- **Task**
Repeat the material below word for word and leave out all pictures.

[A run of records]
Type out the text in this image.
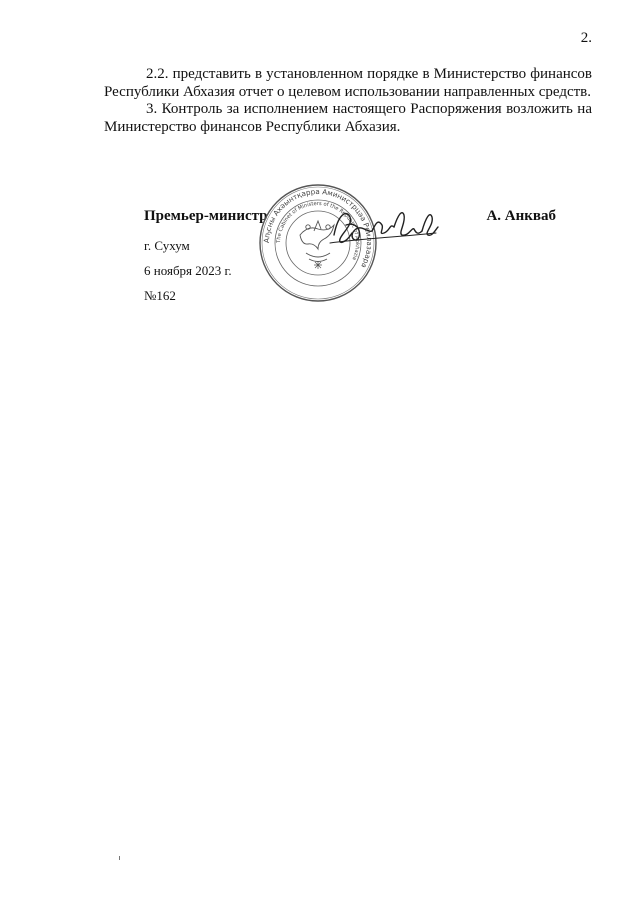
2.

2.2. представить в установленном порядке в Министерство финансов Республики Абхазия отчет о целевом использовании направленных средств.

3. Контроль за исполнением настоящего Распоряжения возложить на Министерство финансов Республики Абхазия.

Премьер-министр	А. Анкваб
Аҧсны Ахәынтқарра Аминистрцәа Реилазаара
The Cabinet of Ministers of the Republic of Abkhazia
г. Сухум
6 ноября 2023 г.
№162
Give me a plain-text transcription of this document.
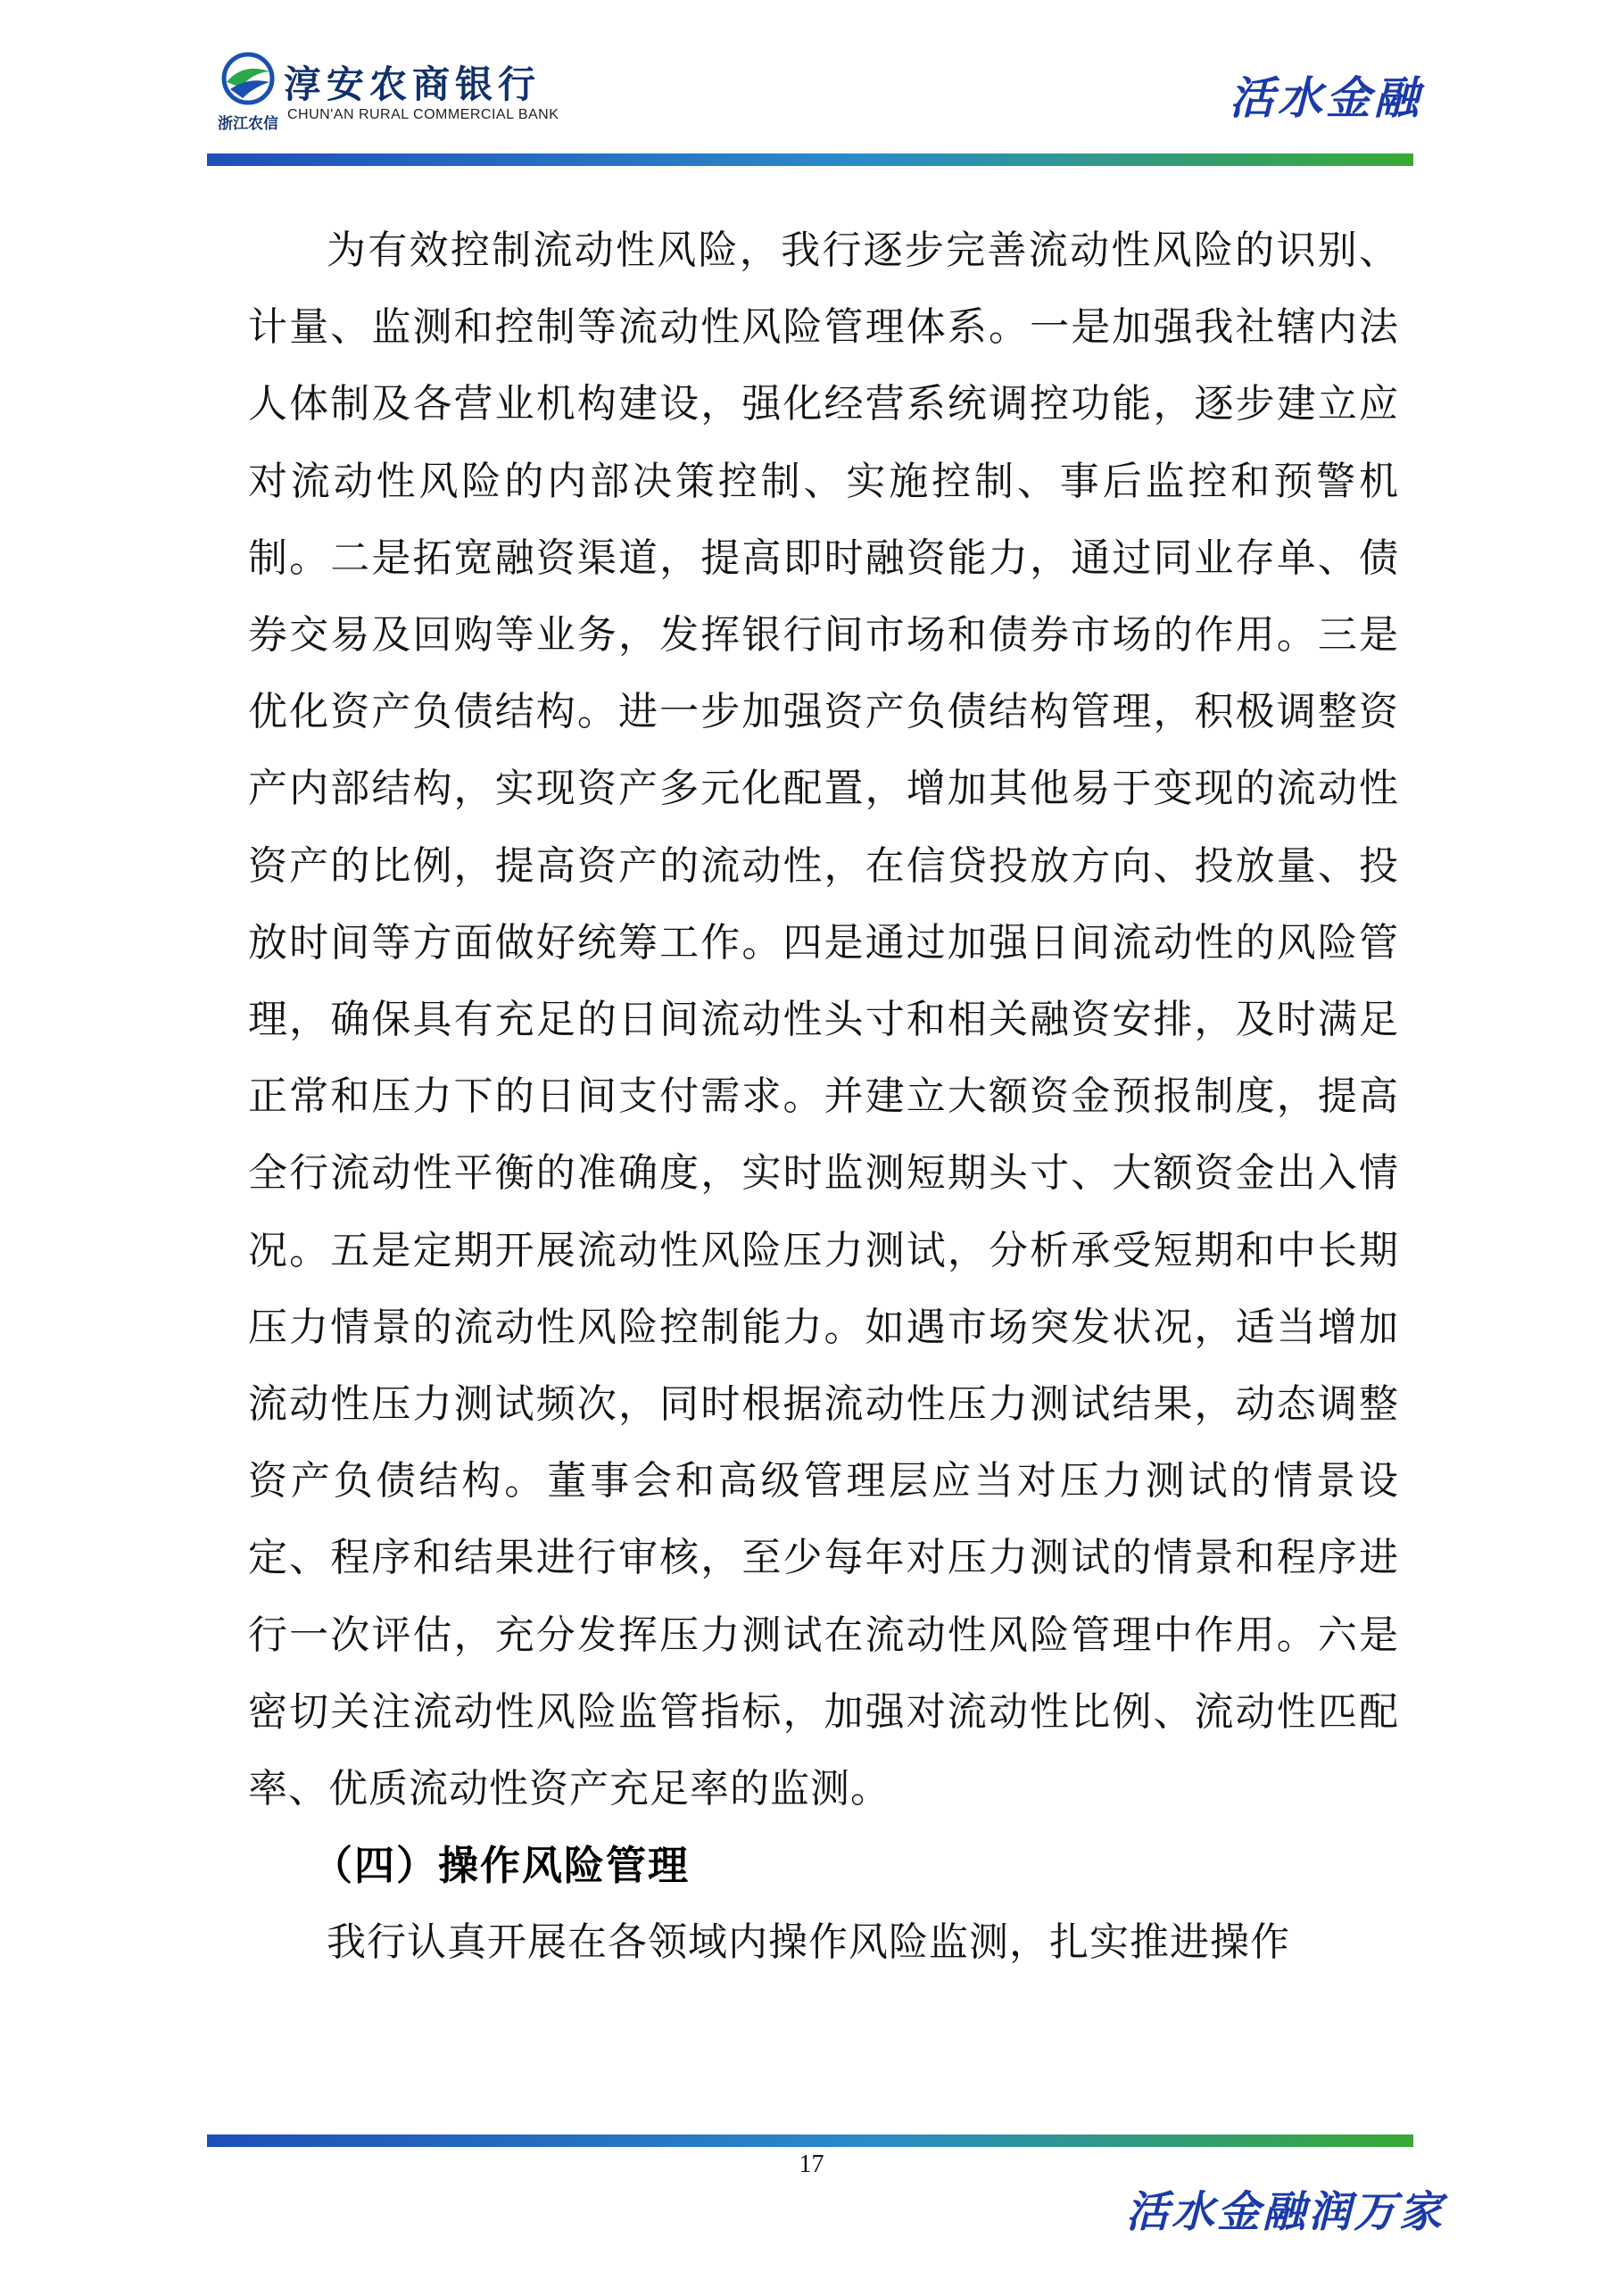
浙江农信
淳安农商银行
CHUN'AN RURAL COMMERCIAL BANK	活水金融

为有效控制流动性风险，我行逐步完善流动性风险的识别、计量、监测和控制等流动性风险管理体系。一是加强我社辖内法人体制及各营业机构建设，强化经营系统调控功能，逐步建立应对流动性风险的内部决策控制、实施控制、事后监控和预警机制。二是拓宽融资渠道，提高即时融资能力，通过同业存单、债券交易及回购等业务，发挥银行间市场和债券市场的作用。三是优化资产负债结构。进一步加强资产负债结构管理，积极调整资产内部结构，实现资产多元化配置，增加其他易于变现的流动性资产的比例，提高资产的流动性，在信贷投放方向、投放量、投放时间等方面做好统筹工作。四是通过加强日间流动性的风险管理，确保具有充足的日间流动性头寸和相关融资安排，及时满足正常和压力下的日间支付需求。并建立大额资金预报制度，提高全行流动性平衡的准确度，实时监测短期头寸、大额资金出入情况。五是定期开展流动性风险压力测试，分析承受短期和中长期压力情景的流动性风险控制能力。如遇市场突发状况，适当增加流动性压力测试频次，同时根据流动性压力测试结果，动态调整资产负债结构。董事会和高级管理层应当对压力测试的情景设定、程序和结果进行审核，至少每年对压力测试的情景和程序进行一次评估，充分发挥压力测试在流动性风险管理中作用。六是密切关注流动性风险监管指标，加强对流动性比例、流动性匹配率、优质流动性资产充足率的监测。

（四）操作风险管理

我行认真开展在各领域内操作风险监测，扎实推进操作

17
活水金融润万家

- **Exercise response**
Type out the text in this image.
2.

2.2. представить в установленном порядке в Министерство финансов Республики Абхазия отчет о целевом использовании направленных средств.

3. Контроль за исполнением настоящего Распоряжения возложить на Министерство финансов Республики Абхазия.

Премьер-министр	А. Анкваб
Аҧсны Ахәынтқарра Аминистрцәа Реилазаара
The Cabinet of Ministers of the Republic of Abkhazia
г. Сухум
6 ноября 2023 г.
№162
Give me a plain-text transcription of this document.
浙江农信
淳安农商银行
CHUN'AN RURAL COMMERCIAL BANK	活水金融

为有效控制流动性风险，我行逐步完善流动性风险的识别、计量、监测和控制等流动性风险管理体系。一是加强我社辖内法人体制及各营业机构建设，强化经营系统调控功能，逐步建立应对流动性风险的内部决策控制、实施控制、事后监控和预警机制。二是拓宽融资渠道，提高即时融资能力，通过同业存单、债券交易及回购等业务，发挥银行间市场和债券市场的作用。三是优化资产负债结构。进一步加强资产负债结构管理，积极调整资产内部结构，实现资产多元化配置，增加其他易于变现的流动性资产的比例，提高资产的流动性，在信贷投放方向、投放量、投放时间等方面做好统筹工作。四是通过加强日间流动性的风险管理，确保具有充足的日间流动性头寸和相关融资安排，及时满足正常和压力下的日间支付需求。并建立大额资金预报制度，提高全行流动性平衡的准确度，实时监测短期头寸、大额资金出入情况。五是定期开展流动性风险压力测试，分析承受短期和中长期压力情景的流动性风险控制能力。如遇市场突发状况，适当增加流动性压力测试频次，同时根据流动性压力测试结果，动态调整资产负债结构。董事会和高级管理层应当对压力测试的情景设定、程序和结果进行审核，至少每年对压力测试的情景和程序进行一次评估，充分发挥压力测试在流动性风险管理中作用。六是密切关注流动性风险监管指标，加强对流动性比例、流动性匹配率、优质流动性资产充足率的监测。

（四）操作风险管理

我行认真开展在各领域内操作风险监测，扎实推进操作

17
活水金融润万家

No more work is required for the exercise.